DATA IN THIS EXERCISE start
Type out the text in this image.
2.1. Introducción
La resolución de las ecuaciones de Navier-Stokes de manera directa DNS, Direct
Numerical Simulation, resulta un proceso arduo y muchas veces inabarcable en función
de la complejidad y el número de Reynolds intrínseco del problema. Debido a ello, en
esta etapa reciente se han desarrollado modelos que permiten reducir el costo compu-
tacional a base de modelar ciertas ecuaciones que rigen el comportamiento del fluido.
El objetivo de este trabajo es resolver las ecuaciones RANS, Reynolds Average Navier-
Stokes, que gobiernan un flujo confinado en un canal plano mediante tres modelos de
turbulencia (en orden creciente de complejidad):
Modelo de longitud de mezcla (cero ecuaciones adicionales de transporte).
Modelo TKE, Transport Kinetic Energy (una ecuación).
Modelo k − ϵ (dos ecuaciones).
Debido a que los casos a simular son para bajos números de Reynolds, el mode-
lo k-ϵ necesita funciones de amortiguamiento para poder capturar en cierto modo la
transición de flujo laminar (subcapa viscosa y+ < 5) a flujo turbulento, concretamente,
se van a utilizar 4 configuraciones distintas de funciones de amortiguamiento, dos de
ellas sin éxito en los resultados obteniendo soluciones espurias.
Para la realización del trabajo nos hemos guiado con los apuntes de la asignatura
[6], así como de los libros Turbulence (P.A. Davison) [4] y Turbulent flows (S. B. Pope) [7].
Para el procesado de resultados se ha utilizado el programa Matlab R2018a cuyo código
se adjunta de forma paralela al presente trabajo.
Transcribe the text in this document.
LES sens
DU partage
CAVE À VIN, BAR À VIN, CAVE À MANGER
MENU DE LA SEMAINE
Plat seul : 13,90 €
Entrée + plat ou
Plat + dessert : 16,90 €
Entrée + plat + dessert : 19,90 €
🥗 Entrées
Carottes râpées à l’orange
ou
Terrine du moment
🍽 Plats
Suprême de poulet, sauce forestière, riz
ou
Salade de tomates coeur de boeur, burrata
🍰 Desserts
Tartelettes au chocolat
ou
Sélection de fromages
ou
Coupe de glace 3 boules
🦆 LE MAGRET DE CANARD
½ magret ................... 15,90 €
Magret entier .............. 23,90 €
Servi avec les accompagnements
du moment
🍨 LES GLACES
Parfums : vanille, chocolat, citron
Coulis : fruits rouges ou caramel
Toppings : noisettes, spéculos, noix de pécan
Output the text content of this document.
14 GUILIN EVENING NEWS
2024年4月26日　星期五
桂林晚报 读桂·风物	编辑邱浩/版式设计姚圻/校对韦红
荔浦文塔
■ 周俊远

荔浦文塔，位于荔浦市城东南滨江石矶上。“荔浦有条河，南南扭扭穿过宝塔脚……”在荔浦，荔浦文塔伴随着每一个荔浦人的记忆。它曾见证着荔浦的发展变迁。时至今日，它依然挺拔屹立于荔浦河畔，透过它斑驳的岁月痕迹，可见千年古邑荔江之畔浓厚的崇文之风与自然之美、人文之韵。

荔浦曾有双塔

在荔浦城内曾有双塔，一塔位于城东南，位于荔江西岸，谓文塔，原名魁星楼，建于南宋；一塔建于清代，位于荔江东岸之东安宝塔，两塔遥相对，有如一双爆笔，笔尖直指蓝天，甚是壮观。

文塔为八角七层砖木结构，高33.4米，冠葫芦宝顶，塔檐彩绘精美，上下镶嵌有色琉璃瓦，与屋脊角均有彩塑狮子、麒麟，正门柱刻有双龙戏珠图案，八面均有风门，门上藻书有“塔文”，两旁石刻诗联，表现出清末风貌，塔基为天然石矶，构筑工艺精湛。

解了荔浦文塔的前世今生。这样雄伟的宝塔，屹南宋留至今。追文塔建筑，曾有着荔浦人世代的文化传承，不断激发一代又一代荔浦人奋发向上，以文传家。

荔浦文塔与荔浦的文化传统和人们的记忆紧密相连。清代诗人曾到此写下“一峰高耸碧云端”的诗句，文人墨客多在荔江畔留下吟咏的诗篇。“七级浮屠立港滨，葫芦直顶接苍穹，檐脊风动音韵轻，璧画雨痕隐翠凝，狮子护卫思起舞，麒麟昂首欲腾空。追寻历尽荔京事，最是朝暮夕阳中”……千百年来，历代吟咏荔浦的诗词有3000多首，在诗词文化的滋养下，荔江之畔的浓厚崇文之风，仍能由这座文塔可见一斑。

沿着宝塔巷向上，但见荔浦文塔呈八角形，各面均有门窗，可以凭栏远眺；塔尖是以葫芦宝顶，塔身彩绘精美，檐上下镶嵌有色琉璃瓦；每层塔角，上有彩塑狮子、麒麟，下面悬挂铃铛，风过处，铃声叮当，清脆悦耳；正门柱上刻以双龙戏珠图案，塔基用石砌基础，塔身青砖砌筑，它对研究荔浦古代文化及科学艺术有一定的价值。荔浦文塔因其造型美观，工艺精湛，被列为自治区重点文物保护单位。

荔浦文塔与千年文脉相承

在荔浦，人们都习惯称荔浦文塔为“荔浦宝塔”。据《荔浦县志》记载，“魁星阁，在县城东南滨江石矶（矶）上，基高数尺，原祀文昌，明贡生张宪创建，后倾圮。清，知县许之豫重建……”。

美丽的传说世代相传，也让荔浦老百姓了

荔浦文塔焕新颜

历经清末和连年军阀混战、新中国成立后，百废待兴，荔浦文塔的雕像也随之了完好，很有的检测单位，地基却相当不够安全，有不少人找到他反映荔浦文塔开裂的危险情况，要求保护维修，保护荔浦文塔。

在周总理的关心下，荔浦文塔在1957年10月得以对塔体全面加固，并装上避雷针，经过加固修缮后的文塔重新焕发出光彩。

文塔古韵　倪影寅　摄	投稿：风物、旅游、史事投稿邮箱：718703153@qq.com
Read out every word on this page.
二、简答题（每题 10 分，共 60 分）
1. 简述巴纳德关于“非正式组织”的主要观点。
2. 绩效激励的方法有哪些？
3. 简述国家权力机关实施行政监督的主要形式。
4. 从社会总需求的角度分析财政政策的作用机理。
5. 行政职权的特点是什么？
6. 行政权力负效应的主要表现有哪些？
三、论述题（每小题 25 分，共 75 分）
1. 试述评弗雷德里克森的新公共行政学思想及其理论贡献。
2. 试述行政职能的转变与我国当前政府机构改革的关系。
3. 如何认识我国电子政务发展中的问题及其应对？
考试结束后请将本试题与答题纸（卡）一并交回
DATA IN THIS EXERCISE end
(EXERCISE DESCRIPTION) Using the entries above, find all lines with "funciones". Copy them.

(FINISHED EXERCISE)
lo k-ϵ necesita funciones de amortiguamiento para poder capturar en cierto modo la
se van a utilizar 4 configuraciones distintas de funciones de amortiguamiento, dos de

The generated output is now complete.